§ Aim of the task
Collect all lines containing the word "Elevation" from the data.

--- Records for this task ---

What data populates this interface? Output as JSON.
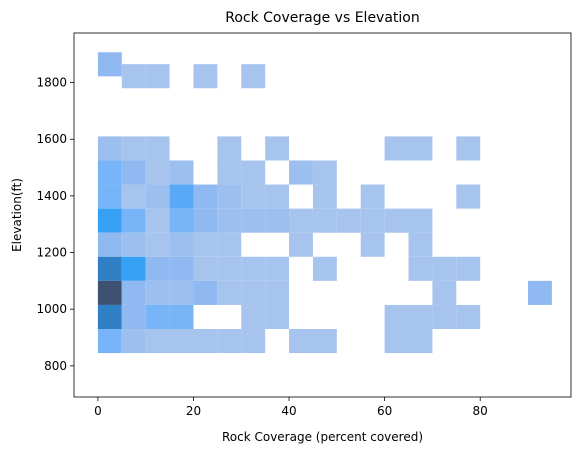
{
  "chart_data": {
    "type": "heatmap",
    "title": "Rock Coverage vs Elevation",
    "xlabel": "Rock Coverage (percent covered)",
    "ylabel": "Elevation(ft)",
    "xlim": [
      -5,
      99
    ],
    "ylim": [
      690,
      1975
    ],
    "x_ticks": [
      0,
      20,
      40,
      60,
      80
    ],
    "y_ticks": [
      800,
      1000,
      1200,
      1400,
      1600,
      1800
    ],
    "x_bin_width": 5,
    "y_bin_width": 85,
    "y_bin_start": 715,
    "grid": false,
    "colors": {
      "light": "#a7c4ee",
      "mid1": "#8fb9f0",
      "mid2": "#78b4f8",
      "mid3": "#5aa9f7",
      "bright": "#36a0f5",
      "dark1": "#2f7fc4",
      "dark2": "#2a6aa4",
      "darkest": "#3f5170"
    },
    "bins": [
      {
        "x": 0,
        "y": 1822,
        "color": "#8fb9f0"
      },
      {
        "x": 5,
        "y": 1780,
        "color": "#a7c4ee"
      },
      {
        "x": 10,
        "y": 1780,
        "color": "#a7c4ee"
      },
      {
        "x": 20,
        "y": 1780,
        "color": "#a7c4ee"
      },
      {
        "x": 30,
        "y": 1780,
        "color": "#a7c4ee"
      },
      {
        "x": 0,
        "y": 1525,
        "color": "#9dbff0"
      },
      {
        "x": 5,
        "y": 1525,
        "color": "#a7c4ee"
      },
      {
        "x": 10,
        "y": 1525,
        "color": "#a7c4ee"
      },
      {
        "x": 25,
        "y": 1525,
        "color": "#a7c4ee"
      },
      {
        "x": 35,
        "y": 1525,
        "color": "#a7c4ee"
      },
      {
        "x": 60,
        "y": 1525,
        "color": "#a7c4ee"
      },
      {
        "x": 65,
        "y": 1525,
        "color": "#a7c4ee"
      },
      {
        "x": 75,
        "y": 1525,
        "color": "#a7c4ee"
      },
      {
        "x": 0,
        "y": 1440,
        "color": "#78b4f8"
      },
      {
        "x": 5,
        "y": 1440,
        "color": "#8fb9f0"
      },
      {
        "x": 10,
        "y": 1440,
        "color": "#a7c4ee"
      },
      {
        "x": 15,
        "y": 1440,
        "color": "#9dbff0"
      },
      {
        "x": 25,
        "y": 1440,
        "color": "#a7c4ee"
      },
      {
        "x": 30,
        "y": 1440,
        "color": "#a7c4ee"
      },
      {
        "x": 40,
        "y": 1440,
        "color": "#9dbff0"
      },
      {
        "x": 45,
        "y": 1440,
        "color": "#a7c4ee"
      },
      {
        "x": 0,
        "y": 1355,
        "color": "#78b4f8"
      },
      {
        "x": 5,
        "y": 1355,
        "color": "#a7c4ee"
      },
      {
        "x": 10,
        "y": 1355,
        "color": "#9dbff0"
      },
      {
        "x": 15,
        "y": 1355,
        "color": "#5aa9f7"
      },
      {
        "x": 20,
        "y": 1355,
        "color": "#8fb9f0"
      },
      {
        "x": 25,
        "y": 1355,
        "color": "#9dbff0"
      },
      {
        "x": 30,
        "y": 1355,
        "color": "#a7c4ee"
      },
      {
        "x": 35,
        "y": 1355,
        "color": "#a7c4ee"
      },
      {
        "x": 45,
        "y": 1355,
        "color": "#a7c4ee"
      },
      {
        "x": 55,
        "y": 1355,
        "color": "#a7c4ee"
      },
      {
        "x": 75,
        "y": 1355,
        "color": "#a7c4ee"
      },
      {
        "x": 0,
        "y": 1270,
        "color": "#36a0f5"
      },
      {
        "x": 5,
        "y": 1270,
        "color": "#78b4f8"
      },
      {
        "x": 10,
        "y": 1270,
        "color": "#a7c4ee"
      },
      {
        "x": 15,
        "y": 1270,
        "color": "#78b4f8"
      },
      {
        "x": 20,
        "y": 1270,
        "color": "#8fb9f0"
      },
      {
        "x": 25,
        "y": 1270,
        "color": "#9dbff0"
      },
      {
        "x": 30,
        "y": 1270,
        "color": "#9dbff0"
      },
      {
        "x": 35,
        "y": 1270,
        "color": "#9dbff0"
      },
      {
        "x": 40,
        "y": 1270,
        "color": "#a7c4ee"
      },
      {
        "x": 45,
        "y": 1270,
        "color": "#a7c4ee"
      },
      {
        "x": 50,
        "y": 1270,
        "color": "#a7c4ee"
      },
      {
        "x": 55,
        "y": 1270,
        "color": "#a7c4ee"
      },
      {
        "x": 60,
        "y": 1270,
        "color": "#a7c4ee"
      },
      {
        "x": 65,
        "y": 1270,
        "color": "#a7c4ee"
      },
      {
        "x": 0,
        "y": 1185,
        "color": "#8fb9f0"
      },
      {
        "x": 5,
        "y": 1185,
        "color": "#9dbff0"
      },
      {
        "x": 10,
        "y": 1185,
        "color": "#a7c4ee"
      },
      {
        "x": 15,
        "y": 1185,
        "color": "#9dbff0"
      },
      {
        "x": 20,
        "y": 1185,
        "color": "#a7c4ee"
      },
      {
        "x": 25,
        "y": 1185,
        "color": "#a7c4ee"
      },
      {
        "x": 40,
        "y": 1185,
        "color": "#a7c4ee"
      },
      {
        "x": 55,
        "y": 1185,
        "color": "#a7c4ee"
      },
      {
        "x": 65,
        "y": 1185,
        "color": "#a7c4ee"
      },
      {
        "x": 0,
        "y": 1100,
        "color": "#2f7fc4"
      },
      {
        "x": 5,
        "y": 1100,
        "color": "#36a0f5"
      },
      {
        "x": 10,
        "y": 1100,
        "color": "#8fb9f0"
      },
      {
        "x": 15,
        "y": 1100,
        "color": "#8fb9f0"
      },
      {
        "x": 20,
        "y": 1100,
        "color": "#a7c4ee"
      },
      {
        "x": 25,
        "y": 1100,
        "color": "#a7c4ee"
      },
      {
        "x": 30,
        "y": 1100,
        "color": "#a7c4ee"
      },
      {
        "x": 35,
        "y": 1100,
        "color": "#a7c4ee"
      },
      {
        "x": 45,
        "y": 1100,
        "color": "#a7c4ee"
      },
      {
        "x": 65,
        "y": 1100,
        "color": "#a7c4ee"
      },
      {
        "x": 70,
        "y": 1100,
        "color": "#a7c4ee"
      },
      {
        "x": 75,
        "y": 1100,
        "color": "#a7c4ee"
      },
      {
        "x": 0,
        "y": 1015,
        "color": "#3f5170"
      },
      {
        "x": 5,
        "y": 1015,
        "color": "#8fb9f0"
      },
      {
        "x": 10,
        "y": 1015,
        "color": "#9dbff0"
      },
      {
        "x": 15,
        "y": 1015,
        "color": "#9dbff0"
      },
      {
        "x": 20,
        "y": 1015,
        "color": "#8fb9f0"
      },
      {
        "x": 25,
        "y": 1015,
        "color": "#a7c4ee"
      },
      {
        "x": 30,
        "y": 1015,
        "color": "#a7c4ee"
      },
      {
        "x": 35,
        "y": 1015,
        "color": "#a7c4ee"
      },
      {
        "x": 70,
        "y": 1015,
        "color": "#a7c4ee"
      },
      {
        "x": 90,
        "y": 1015,
        "color": "#8fb9f0"
      },
      {
        "x": 0,
        "y": 930,
        "color": "#2f7fc4"
      },
      {
        "x": 5,
        "y": 930,
        "color": "#8fb9f0"
      },
      {
        "x": 10,
        "y": 930,
        "color": "#78b4f8"
      },
      {
        "x": 15,
        "y": 930,
        "color": "#78b4f8"
      },
      {
        "x": 30,
        "y": 930,
        "color": "#a7c4ee"
      },
      {
        "x": 35,
        "y": 930,
        "color": "#a7c4ee"
      },
      {
        "x": 60,
        "y": 930,
        "color": "#a7c4ee"
      },
      {
        "x": 65,
        "y": 930,
        "color": "#a7c4ee"
      },
      {
        "x": 70,
        "y": 930,
        "color": "#a7c4ee"
      },
      {
        "x": 75,
        "y": 930,
        "color": "#a7c4ee"
      },
      {
        "x": 0,
        "y": 845,
        "color": "#78b4f8"
      },
      {
        "x": 5,
        "y": 845,
        "color": "#9dbff0"
      },
      {
        "x": 10,
        "y": 845,
        "color": "#a7c4ee"
      },
      {
        "x": 15,
        "y": 845,
        "color": "#a7c4ee"
      },
      {
        "x": 20,
        "y": 845,
        "color": "#a7c4ee"
      },
      {
        "x": 25,
        "y": 845,
        "color": "#a7c4ee"
      },
      {
        "x": 30,
        "y": 845,
        "color": "#a7c4ee"
      },
      {
        "x": 40,
        "y": 845,
        "color": "#a7c4ee"
      },
      {
        "x": 45,
        "y": 845,
        "color": "#a7c4ee"
      },
      {
        "x": 60,
        "y": 845,
        "color": "#a7c4ee"
      },
      {
        "x": 65,
        "y": 845,
        "color": "#a7c4ee"
      }
    ]
  }
}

---

§ The output
    "title": "Rock Coverage vs Elevation",
    "ylabel": "Elevation(ft)",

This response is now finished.